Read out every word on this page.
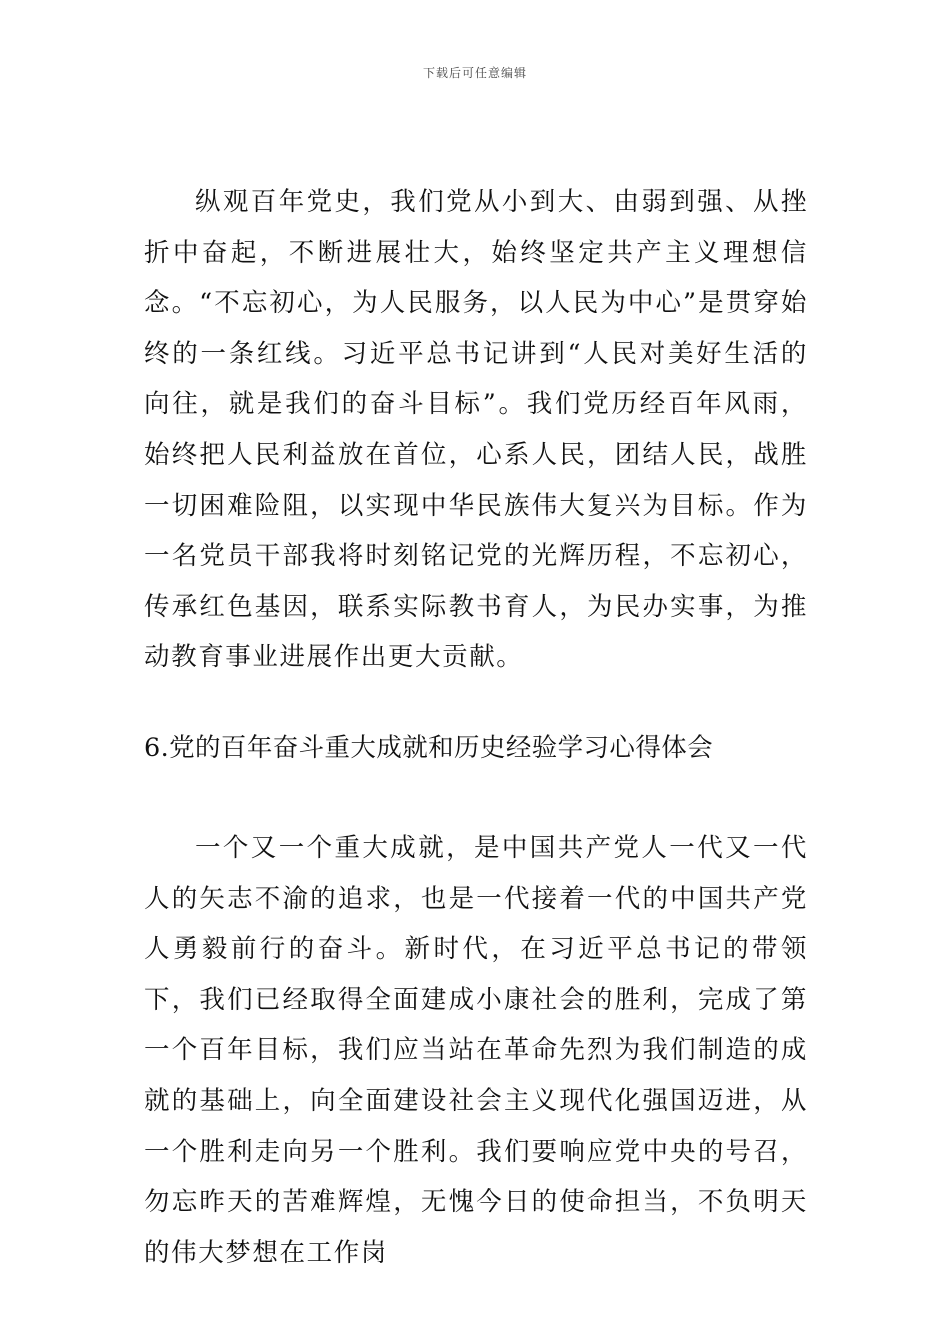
下载后可任意编辑

纵观百年党史，我们党从小到大、由弱到强、从挫折中奋起，不断进展壮大，始终坚定共产主义理想信念。“不忘初心，为人民服务，以人民为中心”是贯穿始终的一条红线。习近平总书记讲到“人民对美好生活的向往，就是我们的奋斗目标”。我们党历经百年风雨，始终把人民利益放在首位，心系人民，团结人民，战胜一切困难险阻，以实现中华民族伟大复兴为目标。作为一名党员干部我将时刻铭记党的光辉历程，不忘初心，传承红色基因，联系实际教书育人，为民办实事，为推动教育事业进展作出更大贡献。

6.党的百年奋斗重大成就和历史经验学习心得体会

一个又一个重大成就，是中国共产党人一代又一代人的矢志不渝的追求，也是一代接着一代的中国共产党人勇毅前行的奋斗。新时代，在习近平总书记的带领下，我们已经取得全面建成小康社会的胜利，完成了第一个百年目标，我们应当站在革命先烈为我们制造的成就的基础上，向全面建设社会主义现代化强国迈进，从一个胜利走向另一个胜利。我们要响应党中央的号召，勿忘昨天的苦难辉煌，无愧今日的使命担当，不负明天的伟大梦想在工作岗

DIRECTIONS FOR THIS TASK:
Drop the pictures and reproduce the rest of the entries above exactly.

ANSWER IN FULL:
Read out every word on this page.
下载后可任意编辑

纵观百年党史，我们党从小到大、由弱到强、从挫折中奋起，不断进展壮大，始终坚定共产主义理想信念。“不忘初心，为人民服务，以人民为中心”是贯穿始终的一条红线。习近平总书记讲到“人民对美好生活的向往，就是我们的奋斗目标”。我们党历经百年风雨，始终把人民利益放在首位，心系人民，团结人民，战胜一切困难险阻，以实现中华民族伟大复兴为目标。作为一名党员干部我将时刻铭记党的光辉历程，不忘初心，传承红色基因，联系实际教书育人，为民办实事，为推动教育事业进展作出更大贡献。

6.党的百年奋斗重大成就和历史经验学习心得体会

一个又一个重大成就，是中国共产党人一代又一代人的矢志不渝的追求，也是一代接着一代的中国共产党人勇毅前行的奋斗。新时代，在习近平总书记的带领下，我们已经取得全面建成小康社会的胜利，完成了第一个百年目标，我们应当站在革命先烈为我们制造的成就的基础上，向全面建设社会主义现代化强国迈进，从一个胜利走向另一个胜利。我们要响应党中央的号召，勿忘昨天的苦难辉煌，无愧今日的使命担当，不负明天的伟大梦想在工作岗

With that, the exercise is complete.